■ **AIM**:
Reproduce the material below, changing every "interactable" to "clickable" and leaving everything else intact.
start GIVEN DATA
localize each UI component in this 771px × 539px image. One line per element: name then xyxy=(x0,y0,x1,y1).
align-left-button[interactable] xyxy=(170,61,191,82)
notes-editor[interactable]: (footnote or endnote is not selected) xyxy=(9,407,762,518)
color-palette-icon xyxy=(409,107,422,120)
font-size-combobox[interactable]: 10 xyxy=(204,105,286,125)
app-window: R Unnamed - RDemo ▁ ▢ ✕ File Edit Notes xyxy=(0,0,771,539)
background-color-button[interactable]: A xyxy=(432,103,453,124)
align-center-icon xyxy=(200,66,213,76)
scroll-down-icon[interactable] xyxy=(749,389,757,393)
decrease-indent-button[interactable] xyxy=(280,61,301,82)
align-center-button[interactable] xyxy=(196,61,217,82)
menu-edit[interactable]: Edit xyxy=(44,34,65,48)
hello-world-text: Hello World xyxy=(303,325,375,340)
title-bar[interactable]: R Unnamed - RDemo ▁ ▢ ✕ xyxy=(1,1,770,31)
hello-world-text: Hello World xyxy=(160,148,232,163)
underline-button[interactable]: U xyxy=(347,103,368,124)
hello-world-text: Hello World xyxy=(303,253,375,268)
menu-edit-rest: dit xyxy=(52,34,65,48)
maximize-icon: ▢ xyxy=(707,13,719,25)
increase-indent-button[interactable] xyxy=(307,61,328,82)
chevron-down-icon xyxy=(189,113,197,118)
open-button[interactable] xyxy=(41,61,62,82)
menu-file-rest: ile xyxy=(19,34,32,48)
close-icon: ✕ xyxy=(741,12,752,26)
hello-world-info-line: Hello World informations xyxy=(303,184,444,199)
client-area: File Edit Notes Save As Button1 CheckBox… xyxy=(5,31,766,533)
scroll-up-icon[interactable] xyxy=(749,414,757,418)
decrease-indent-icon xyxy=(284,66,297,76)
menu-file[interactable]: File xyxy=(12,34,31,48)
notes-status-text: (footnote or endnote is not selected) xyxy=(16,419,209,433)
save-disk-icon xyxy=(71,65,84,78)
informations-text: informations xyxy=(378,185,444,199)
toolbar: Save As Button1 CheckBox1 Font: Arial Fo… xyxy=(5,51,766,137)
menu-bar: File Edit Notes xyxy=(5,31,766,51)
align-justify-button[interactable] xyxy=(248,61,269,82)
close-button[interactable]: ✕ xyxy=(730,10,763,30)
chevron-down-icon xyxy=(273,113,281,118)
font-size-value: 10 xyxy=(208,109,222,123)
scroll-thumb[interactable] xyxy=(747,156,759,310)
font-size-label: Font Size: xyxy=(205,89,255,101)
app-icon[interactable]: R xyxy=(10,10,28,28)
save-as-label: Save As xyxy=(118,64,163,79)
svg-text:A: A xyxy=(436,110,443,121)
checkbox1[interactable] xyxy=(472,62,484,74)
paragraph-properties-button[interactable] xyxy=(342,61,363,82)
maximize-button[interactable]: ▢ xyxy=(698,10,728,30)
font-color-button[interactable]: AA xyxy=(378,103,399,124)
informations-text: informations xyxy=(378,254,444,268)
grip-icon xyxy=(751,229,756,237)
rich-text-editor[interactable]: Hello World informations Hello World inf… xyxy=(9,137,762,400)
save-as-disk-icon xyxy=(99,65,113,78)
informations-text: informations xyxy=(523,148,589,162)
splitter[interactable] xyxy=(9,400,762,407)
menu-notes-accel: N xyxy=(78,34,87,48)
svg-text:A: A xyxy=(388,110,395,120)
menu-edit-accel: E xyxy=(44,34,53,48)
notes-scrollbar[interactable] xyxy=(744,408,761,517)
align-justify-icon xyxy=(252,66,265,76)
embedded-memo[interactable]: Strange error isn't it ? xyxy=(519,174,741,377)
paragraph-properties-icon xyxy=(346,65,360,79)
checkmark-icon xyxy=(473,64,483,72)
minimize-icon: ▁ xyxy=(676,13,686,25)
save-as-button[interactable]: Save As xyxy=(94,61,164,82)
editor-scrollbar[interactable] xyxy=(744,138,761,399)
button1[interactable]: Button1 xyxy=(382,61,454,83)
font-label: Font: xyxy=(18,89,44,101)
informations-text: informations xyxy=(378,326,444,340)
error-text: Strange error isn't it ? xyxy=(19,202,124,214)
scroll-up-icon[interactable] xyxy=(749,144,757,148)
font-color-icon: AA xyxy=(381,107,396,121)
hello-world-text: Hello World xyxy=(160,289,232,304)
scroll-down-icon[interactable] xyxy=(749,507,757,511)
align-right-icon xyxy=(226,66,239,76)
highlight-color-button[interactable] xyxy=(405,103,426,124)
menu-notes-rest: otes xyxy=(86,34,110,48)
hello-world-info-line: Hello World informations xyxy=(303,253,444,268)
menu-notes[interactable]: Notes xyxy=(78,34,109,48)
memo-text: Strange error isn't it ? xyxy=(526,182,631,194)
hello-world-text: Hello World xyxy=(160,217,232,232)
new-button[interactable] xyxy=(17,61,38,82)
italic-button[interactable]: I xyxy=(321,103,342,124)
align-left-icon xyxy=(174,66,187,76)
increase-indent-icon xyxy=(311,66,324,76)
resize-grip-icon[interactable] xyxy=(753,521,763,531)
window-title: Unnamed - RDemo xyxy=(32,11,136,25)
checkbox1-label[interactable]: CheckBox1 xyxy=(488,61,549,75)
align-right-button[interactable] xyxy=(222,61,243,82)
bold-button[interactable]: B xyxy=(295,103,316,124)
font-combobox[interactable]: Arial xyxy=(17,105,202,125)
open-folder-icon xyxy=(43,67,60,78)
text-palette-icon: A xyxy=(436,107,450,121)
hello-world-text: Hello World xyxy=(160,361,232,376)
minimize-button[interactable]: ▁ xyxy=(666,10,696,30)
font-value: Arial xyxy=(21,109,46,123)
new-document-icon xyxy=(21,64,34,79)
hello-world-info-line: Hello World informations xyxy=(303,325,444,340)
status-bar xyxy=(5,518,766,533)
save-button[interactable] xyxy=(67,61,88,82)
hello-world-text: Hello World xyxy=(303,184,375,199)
end GIVEN DATA
■ **SOLUTION**:
localize each UI component in this 771px × 539px image. One line per element: name then xyxy=(x0,y0,x1,y1).
align-left-button[clickable] xyxy=(170,61,191,82)
notes-editor[clickable]: (footnote or endnote is not selected) xyxy=(9,407,762,518)
color-palette-icon xyxy=(409,107,422,120)
font-size-combobox[clickable]: 10 xyxy=(204,105,286,125)
app-window: R Unnamed - RDemo ▁ ▢ ✕ File Edit Notes xyxy=(0,0,771,539)
background-color-button[clickable]: A xyxy=(432,103,453,124)
align-center-icon xyxy=(200,66,213,76)
scroll-down-icon[clickable] xyxy=(749,389,757,393)
decrease-indent-button[clickable] xyxy=(280,61,301,82)
align-center-button[clickable] xyxy=(196,61,217,82)
menu-edit[clickable]: Edit xyxy=(44,34,65,48)
hello-world-text: Hello World xyxy=(303,325,375,340)
title-bar[clickable]: R Unnamed - RDemo ▁ ▢ ✕ xyxy=(1,1,770,31)
hello-world-text: Hello World xyxy=(160,148,232,163)
underline-button[clickable]: U xyxy=(347,103,368,124)
hello-world-text: Hello World xyxy=(303,253,375,268)
menu-edit-rest: dit xyxy=(52,34,65,48)
maximize-icon: ▢ xyxy=(707,13,719,25)
increase-indent-button[clickable] xyxy=(307,61,328,82)
chevron-down-icon xyxy=(189,113,197,118)
open-button[clickable] xyxy=(41,61,62,82)
menu-file-rest: ile xyxy=(19,34,32,48)
close-icon: ✕ xyxy=(741,12,752,26)
hello-world-info-line: Hello World informations xyxy=(303,184,444,199)
client-area: File Edit Notes Save As Button1 CheckBox… xyxy=(5,31,766,533)
scroll-up-icon[clickable] xyxy=(749,414,757,418)
decrease-indent-icon xyxy=(284,66,297,76)
menu-file[clickable]: File xyxy=(12,34,31,48)
notes-status-text: (footnote or endnote is not selected) xyxy=(16,419,209,433)
save-disk-icon xyxy=(71,65,84,78)
informations-text: informations xyxy=(378,185,444,199)
toolbar: Save As Button1 CheckBox1 Font: Arial Fo… xyxy=(5,51,766,137)
menu-bar: File Edit Notes xyxy=(5,31,766,51)
align-justify-button[clickable] xyxy=(248,61,269,82)
close-button[clickable]: ✕ xyxy=(730,10,763,30)
chevron-down-icon xyxy=(273,113,281,118)
font-size-value: 10 xyxy=(208,109,222,123)
scroll-thumb[clickable] xyxy=(747,156,759,310)
font-size-label: Font Size: xyxy=(205,89,255,101)
app-icon[clickable]: R xyxy=(10,10,28,28)
save-as-label: Save As xyxy=(118,64,163,79)
svg-text:A: A xyxy=(436,110,443,121)
checkbox1[clickable] xyxy=(472,62,484,74)
paragraph-properties-button[clickable] xyxy=(342,61,363,82)
maximize-button[clickable]: ▢ xyxy=(698,10,728,30)
font-color-button[clickable]: AA xyxy=(378,103,399,124)
informations-text: informations xyxy=(378,254,444,268)
grip-icon xyxy=(751,229,756,237)
rich-text-editor[clickable]: Hello World informations Hello World inf… xyxy=(9,137,762,400)
save-as-disk-icon xyxy=(99,65,113,78)
informations-text: informations xyxy=(523,148,589,162)
splitter[clickable] xyxy=(9,400,762,407)
menu-notes-accel: N xyxy=(78,34,87,48)
svg-text:A: A xyxy=(388,110,395,120)
menu-edit-accel: E xyxy=(44,34,53,48)
notes-scrollbar[clickable] xyxy=(744,408,761,517)
align-justify-icon xyxy=(252,66,265,76)
embedded-memo[clickable]: Strange error isn't it ? xyxy=(519,174,741,377)
paragraph-properties-icon xyxy=(346,65,360,79)
checkmark-icon xyxy=(473,64,483,72)
minimize-icon: ▁ xyxy=(676,13,686,25)
save-as-button[clickable]: Save As xyxy=(94,61,164,82)
editor-scrollbar[clickable] xyxy=(744,138,761,399)
button1[clickable]: Button1 xyxy=(382,61,454,83)
font-label: Font: xyxy=(18,89,44,101)
informations-text: informations xyxy=(378,326,444,340)
error-text: Strange error isn't it ? xyxy=(19,202,124,214)
scroll-up-icon[clickable] xyxy=(749,144,757,148)
font-color-icon: AA xyxy=(381,107,396,121)
hello-world-text: Hello World xyxy=(160,289,232,304)
scroll-down-icon[clickable] xyxy=(749,507,757,511)
align-right-icon xyxy=(226,66,239,76)
highlight-color-button[clickable] xyxy=(405,103,426,124)
menu-notes-rest: otes xyxy=(86,34,110,48)
hello-world-info-line: Hello World informations xyxy=(303,253,444,268)
menu-notes[clickable]: Notes xyxy=(78,34,109,48)
memo-text: Strange error isn't it ? xyxy=(526,182,631,194)
hello-world-text: Hello World xyxy=(160,217,232,232)
new-button[clickable] xyxy=(17,61,38,82)
italic-button[clickable]: I xyxy=(321,103,342,124)
align-left-icon xyxy=(174,66,187,76)
increase-indent-icon xyxy=(311,66,324,76)
resize-grip-icon[clickable] xyxy=(753,521,763,531)
window-title: Unnamed - RDemo xyxy=(32,11,136,25)
checkbox1-label[clickable]: CheckBox1 xyxy=(488,61,549,75)
align-right-button[clickable] xyxy=(222,61,243,82)
bold-button[clickable]: B xyxy=(295,103,316,124)
font-combobox[clickable]: Arial xyxy=(17,105,202,125)
open-folder-icon xyxy=(43,67,60,78)
text-palette-icon: A xyxy=(436,107,450,121)
hello-world-text: Hello World xyxy=(160,361,232,376)
minimize-button[clickable]: ▁ xyxy=(666,10,696,30)
font-value: Arial xyxy=(21,109,46,123)
new-document-icon xyxy=(21,64,34,79)
hello-world-info-line: Hello World informations xyxy=(303,325,444,340)
status-bar xyxy=(5,518,766,533)
save-button[clickable] xyxy=(67,61,88,82)
hello-world-text: Hello World xyxy=(303,184,375,199)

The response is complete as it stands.